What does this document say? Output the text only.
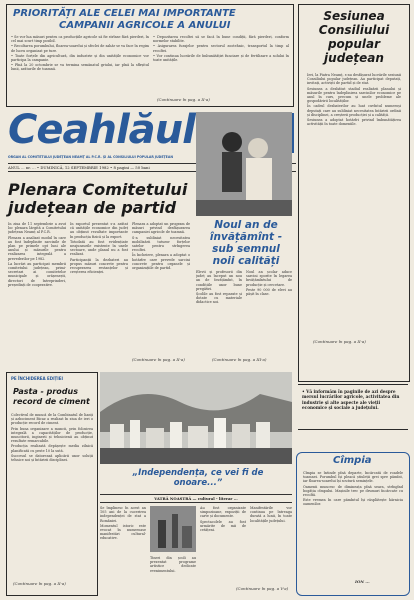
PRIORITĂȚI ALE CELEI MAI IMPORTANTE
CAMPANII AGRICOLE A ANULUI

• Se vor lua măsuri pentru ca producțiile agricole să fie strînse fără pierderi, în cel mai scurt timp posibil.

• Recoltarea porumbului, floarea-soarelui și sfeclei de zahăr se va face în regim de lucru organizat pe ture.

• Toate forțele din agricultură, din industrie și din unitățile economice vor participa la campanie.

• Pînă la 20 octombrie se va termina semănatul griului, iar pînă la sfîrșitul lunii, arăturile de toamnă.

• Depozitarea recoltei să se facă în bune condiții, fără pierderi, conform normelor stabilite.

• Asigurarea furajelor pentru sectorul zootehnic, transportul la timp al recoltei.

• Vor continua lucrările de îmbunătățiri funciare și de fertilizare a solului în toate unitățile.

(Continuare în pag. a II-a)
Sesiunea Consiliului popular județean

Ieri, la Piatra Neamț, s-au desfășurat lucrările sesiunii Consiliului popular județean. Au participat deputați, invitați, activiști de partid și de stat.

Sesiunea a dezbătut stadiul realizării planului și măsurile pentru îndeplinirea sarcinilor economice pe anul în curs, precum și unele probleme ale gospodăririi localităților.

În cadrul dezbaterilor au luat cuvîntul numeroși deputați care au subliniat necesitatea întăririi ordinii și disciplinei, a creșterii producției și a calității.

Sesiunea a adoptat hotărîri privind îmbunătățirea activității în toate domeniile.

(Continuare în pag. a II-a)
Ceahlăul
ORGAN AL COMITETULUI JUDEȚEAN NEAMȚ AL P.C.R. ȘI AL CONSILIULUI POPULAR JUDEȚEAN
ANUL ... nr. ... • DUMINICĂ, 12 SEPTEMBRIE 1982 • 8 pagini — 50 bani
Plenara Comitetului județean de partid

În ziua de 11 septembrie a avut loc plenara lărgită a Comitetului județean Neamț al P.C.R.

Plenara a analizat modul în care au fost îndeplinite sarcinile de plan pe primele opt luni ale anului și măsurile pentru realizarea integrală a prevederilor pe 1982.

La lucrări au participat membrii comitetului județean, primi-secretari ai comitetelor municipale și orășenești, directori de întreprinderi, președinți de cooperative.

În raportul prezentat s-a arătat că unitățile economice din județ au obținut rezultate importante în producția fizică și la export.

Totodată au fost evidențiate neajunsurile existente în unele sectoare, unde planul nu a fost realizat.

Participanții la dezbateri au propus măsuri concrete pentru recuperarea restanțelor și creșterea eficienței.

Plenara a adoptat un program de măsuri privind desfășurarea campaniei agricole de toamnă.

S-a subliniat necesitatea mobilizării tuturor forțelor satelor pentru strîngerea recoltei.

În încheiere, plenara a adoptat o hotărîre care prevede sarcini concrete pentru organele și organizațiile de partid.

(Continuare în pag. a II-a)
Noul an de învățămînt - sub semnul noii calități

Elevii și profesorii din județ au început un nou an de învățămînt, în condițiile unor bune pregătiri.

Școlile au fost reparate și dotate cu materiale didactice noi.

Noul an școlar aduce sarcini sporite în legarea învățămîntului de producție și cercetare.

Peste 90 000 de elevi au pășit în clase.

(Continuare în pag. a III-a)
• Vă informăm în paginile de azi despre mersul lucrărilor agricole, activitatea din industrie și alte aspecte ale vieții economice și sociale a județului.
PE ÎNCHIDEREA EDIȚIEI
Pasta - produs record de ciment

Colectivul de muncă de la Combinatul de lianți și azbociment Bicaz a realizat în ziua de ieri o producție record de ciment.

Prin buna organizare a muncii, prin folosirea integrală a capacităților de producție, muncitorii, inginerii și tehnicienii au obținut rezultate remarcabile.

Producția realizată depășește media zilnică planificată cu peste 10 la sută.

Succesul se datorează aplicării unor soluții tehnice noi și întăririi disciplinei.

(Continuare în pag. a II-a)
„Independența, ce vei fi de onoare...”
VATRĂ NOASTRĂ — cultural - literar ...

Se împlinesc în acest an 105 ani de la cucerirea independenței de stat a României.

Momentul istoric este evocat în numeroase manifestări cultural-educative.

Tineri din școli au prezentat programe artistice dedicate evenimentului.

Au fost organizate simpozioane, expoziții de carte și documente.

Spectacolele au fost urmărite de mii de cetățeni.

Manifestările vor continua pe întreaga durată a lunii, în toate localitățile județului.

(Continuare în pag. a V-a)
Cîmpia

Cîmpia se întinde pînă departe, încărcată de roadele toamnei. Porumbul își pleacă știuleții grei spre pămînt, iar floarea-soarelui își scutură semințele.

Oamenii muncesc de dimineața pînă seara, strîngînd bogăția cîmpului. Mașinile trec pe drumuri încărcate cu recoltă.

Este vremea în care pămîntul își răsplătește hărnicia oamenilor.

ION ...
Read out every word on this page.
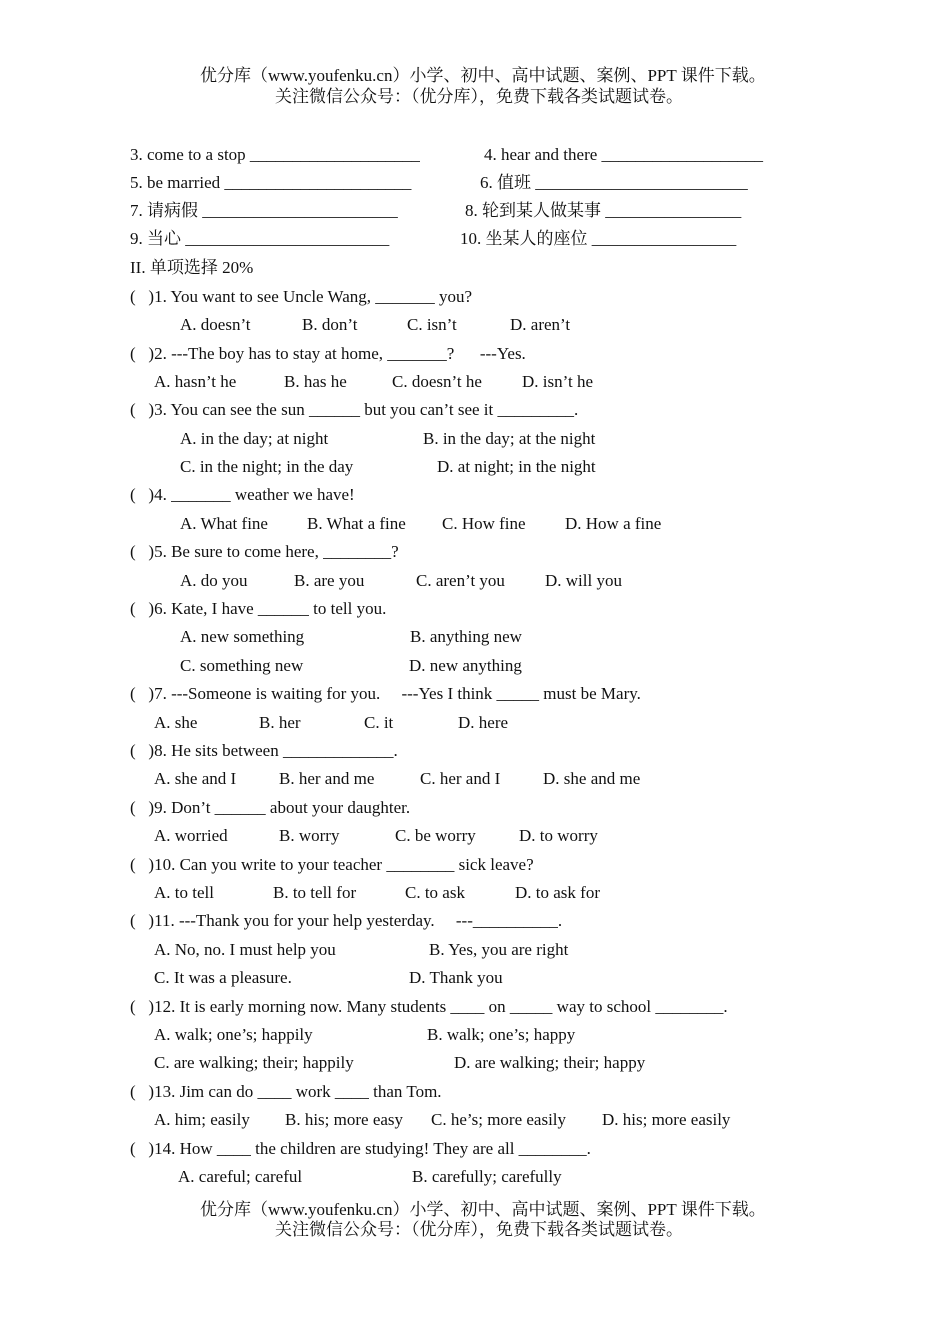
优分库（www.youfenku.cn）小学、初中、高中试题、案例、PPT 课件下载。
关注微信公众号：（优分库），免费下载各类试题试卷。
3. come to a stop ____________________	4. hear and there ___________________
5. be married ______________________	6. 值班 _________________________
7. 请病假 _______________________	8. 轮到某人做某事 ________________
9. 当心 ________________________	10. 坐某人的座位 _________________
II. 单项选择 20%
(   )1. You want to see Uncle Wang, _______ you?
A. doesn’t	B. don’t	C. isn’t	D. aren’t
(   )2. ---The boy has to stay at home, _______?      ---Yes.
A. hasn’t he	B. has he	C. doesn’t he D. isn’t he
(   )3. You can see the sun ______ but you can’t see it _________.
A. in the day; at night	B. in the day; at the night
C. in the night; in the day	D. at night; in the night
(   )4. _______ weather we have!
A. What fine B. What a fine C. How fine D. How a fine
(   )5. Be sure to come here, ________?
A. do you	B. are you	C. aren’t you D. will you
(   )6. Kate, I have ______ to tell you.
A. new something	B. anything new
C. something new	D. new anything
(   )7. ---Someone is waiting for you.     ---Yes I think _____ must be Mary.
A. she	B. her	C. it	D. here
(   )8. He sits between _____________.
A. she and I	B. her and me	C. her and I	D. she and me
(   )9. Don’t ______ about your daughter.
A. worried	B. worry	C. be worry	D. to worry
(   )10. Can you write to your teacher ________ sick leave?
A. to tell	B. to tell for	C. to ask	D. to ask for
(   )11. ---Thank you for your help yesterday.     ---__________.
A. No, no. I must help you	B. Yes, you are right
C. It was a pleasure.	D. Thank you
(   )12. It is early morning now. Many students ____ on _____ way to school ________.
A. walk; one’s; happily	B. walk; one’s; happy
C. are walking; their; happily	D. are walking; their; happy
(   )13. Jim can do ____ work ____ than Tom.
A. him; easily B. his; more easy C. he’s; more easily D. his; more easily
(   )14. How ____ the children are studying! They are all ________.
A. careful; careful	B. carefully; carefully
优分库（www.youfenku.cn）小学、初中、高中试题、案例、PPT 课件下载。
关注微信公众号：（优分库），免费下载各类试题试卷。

------------------------------------

=== Problem requirements ===
Check each line of the records for "participat" and copy the ones that contain it.

=== Completed exercise ===
Ieri, la Piatra Neamț, s-au desfășurat lucrările sesiunii Consiliului popular județean. Au participat deputați, invitați, activiști de partid și de stat.
La lucrări au participat membrii comitetului județean, primi-secretari ai comitetelor municipale și orășenești, directori de întreprinderi, președinți de cooperative.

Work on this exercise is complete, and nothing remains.